__AIM__. Your task is to repeat the entries exactly. Leave the pictures out.

[Records]

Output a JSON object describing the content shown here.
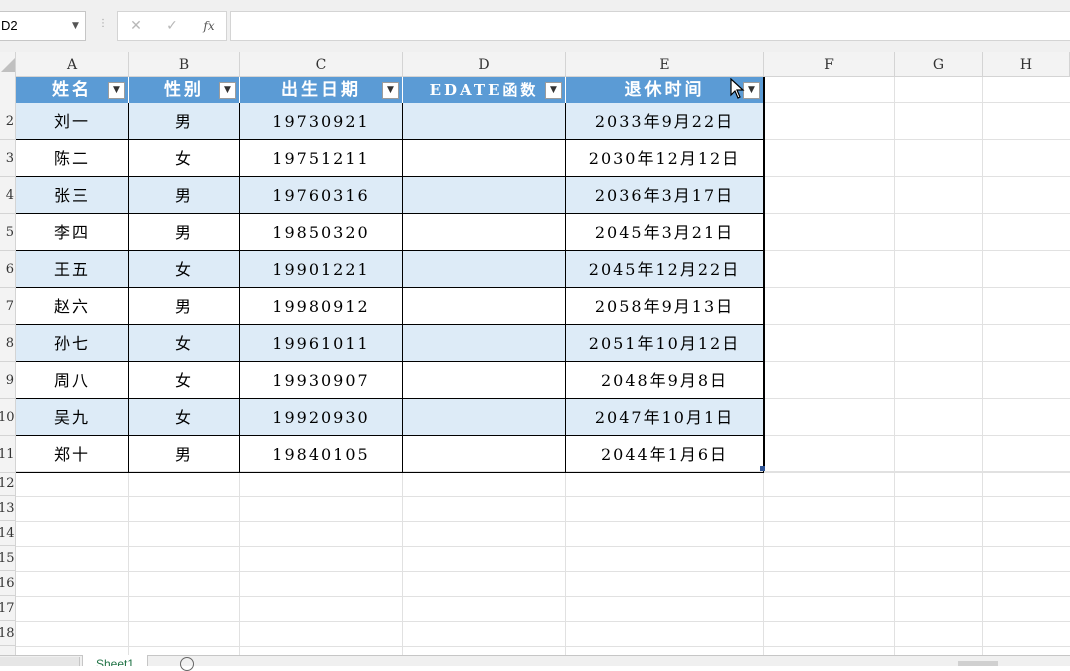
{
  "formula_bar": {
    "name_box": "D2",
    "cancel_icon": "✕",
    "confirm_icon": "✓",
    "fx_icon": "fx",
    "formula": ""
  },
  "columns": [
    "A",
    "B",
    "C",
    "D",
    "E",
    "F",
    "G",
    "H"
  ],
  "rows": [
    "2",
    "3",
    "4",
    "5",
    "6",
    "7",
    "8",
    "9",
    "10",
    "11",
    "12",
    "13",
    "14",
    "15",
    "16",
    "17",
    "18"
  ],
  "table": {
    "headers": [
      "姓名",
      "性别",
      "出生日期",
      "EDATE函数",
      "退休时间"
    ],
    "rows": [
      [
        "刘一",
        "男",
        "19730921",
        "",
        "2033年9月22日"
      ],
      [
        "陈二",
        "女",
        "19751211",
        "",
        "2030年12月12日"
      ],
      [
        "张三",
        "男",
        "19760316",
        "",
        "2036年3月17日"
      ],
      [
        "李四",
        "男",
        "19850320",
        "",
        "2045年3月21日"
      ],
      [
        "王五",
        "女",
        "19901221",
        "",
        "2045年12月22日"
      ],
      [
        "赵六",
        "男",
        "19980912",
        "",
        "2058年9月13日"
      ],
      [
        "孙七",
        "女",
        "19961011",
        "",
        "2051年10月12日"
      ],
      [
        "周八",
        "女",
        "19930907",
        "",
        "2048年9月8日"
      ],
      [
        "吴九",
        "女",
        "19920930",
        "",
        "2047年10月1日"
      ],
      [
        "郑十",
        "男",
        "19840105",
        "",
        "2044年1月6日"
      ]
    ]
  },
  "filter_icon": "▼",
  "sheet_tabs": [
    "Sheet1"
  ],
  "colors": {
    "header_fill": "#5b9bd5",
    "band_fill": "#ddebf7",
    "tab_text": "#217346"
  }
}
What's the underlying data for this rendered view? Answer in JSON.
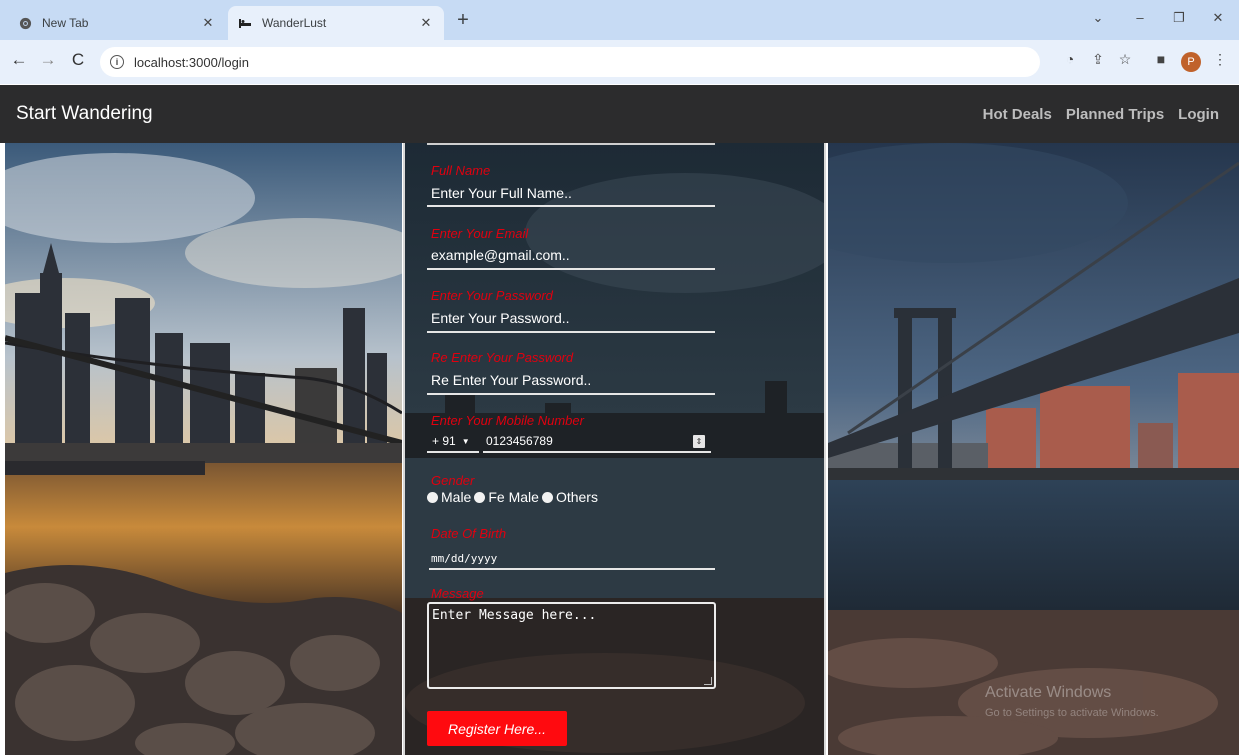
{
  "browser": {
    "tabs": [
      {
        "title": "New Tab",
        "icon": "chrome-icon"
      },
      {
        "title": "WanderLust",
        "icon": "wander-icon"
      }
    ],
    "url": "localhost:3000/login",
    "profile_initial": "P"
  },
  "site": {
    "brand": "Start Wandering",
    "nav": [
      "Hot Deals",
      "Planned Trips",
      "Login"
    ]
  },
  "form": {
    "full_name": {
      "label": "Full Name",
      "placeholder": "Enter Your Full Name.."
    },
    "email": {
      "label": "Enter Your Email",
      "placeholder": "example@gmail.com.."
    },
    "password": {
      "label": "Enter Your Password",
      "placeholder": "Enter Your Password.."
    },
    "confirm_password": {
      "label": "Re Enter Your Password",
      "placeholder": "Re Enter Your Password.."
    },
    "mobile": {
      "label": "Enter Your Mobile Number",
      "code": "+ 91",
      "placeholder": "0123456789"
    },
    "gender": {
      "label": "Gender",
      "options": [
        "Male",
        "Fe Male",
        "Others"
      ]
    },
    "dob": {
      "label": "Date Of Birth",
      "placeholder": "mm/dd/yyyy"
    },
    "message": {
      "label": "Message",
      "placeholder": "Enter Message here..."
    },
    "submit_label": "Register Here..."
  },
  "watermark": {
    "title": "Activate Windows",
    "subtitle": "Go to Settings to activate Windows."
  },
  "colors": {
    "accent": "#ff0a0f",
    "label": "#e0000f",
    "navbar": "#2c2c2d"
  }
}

__WRITTEN RESPONSE__.
Output a JSON object describing the content shown here.
{
  "formula_bar": {
    "name_box": "D2",
    "cancel_icon": "✕",
    "confirm_icon": "✓",
    "fx_icon": "fx",
    "formula": ""
  },
  "columns": [
    "A",
    "B",
    "C",
    "D",
    "E",
    "F",
    "G",
    "H"
  ],
  "rows": [
    "2",
    "3",
    "4",
    "5",
    "6",
    "7",
    "8",
    "9",
    "10",
    "11",
    "12",
    "13",
    "14",
    "15",
    "16",
    "17",
    "18"
  ],
  "table": {
    "headers": [
      "姓名",
      "性别",
      "出生日期",
      "EDATE函数",
      "退休时间"
    ],
    "rows": [
      [
        "刘一",
        "男",
        "19730921",
        "",
        "2033年9月22日"
      ],
      [
        "陈二",
        "女",
        "19751211",
        "",
        "2030年12月12日"
      ],
      [
        "张三",
        "男",
        "19760316",
        "",
        "2036年3月17日"
      ],
      [
        "李四",
        "男",
        "19850320",
        "",
        "2045年3月21日"
      ],
      [
        "王五",
        "女",
        "19901221",
        "",
        "2045年12月22日"
      ],
      [
        "赵六",
        "男",
        "19980912",
        "",
        "2058年9月13日"
      ],
      [
        "孙七",
        "女",
        "19961011",
        "",
        "2051年10月12日"
      ],
      [
        "周八",
        "女",
        "19930907",
        "",
        "2048年9月8日"
      ],
      [
        "吴九",
        "女",
        "19920930",
        "",
        "2047年10月1日"
      ],
      [
        "郑十",
        "男",
        "19840105",
        "",
        "2044年1月6日"
      ]
    ]
  },
  "filter_icon": "▼",
  "sheet_tabs": [
    "Sheet1"
  ],
  "colors": {
    "header_fill": "#5b9bd5",
    "band_fill": "#ddebf7",
    "tab_text": "#217346"
  }
}
What's the underlying data for this rendered view? Answer in JSON.
{
  "browser": {
    "tabs": [
      {
        "title": "New Tab",
        "icon": "chrome-icon"
      },
      {
        "title": "WanderLust",
        "icon": "wander-icon"
      }
    ],
    "url": "localhost:3000/login",
    "profile_initial": "P"
  },
  "site": {
    "brand": "Start Wandering",
    "nav": [
      "Hot Deals",
      "Planned Trips",
      "Login"
    ]
  },
  "form": {
    "full_name": {
      "label": "Full Name",
      "placeholder": "Enter Your Full Name.."
    },
    "email": {
      "label": "Enter Your Email",
      "placeholder": "example@gmail.com.."
    },
    "password": {
      "label": "Enter Your Password",
      "placeholder": "Enter Your Password.."
    },
    "confirm_password": {
      "label": "Re Enter Your Password",
      "placeholder": "Re Enter Your Password.."
    },
    "mobile": {
      "label": "Enter Your Mobile Number",
      "code": "+ 91",
      "placeholder": "0123456789"
    },
    "gender": {
      "label": "Gender",
      "options": [
        "Male",
        "Fe Male",
        "Others"
      ]
    },
    "dob": {
      "label": "Date Of Birth",
      "placeholder": "mm/dd/yyyy"
    },
    "message": {
      "label": "Message",
      "placeholder": "Enter Message here..."
    },
    "submit_label": "Register Here..."
  },
  "watermark": {
    "title": "Activate Windows",
    "subtitle": "Go to Settings to activate Windows."
  },
  "colors": {
    "accent": "#ff0a0f",
    "label": "#e0000f",
    "navbar": "#2c2c2d"
  }
}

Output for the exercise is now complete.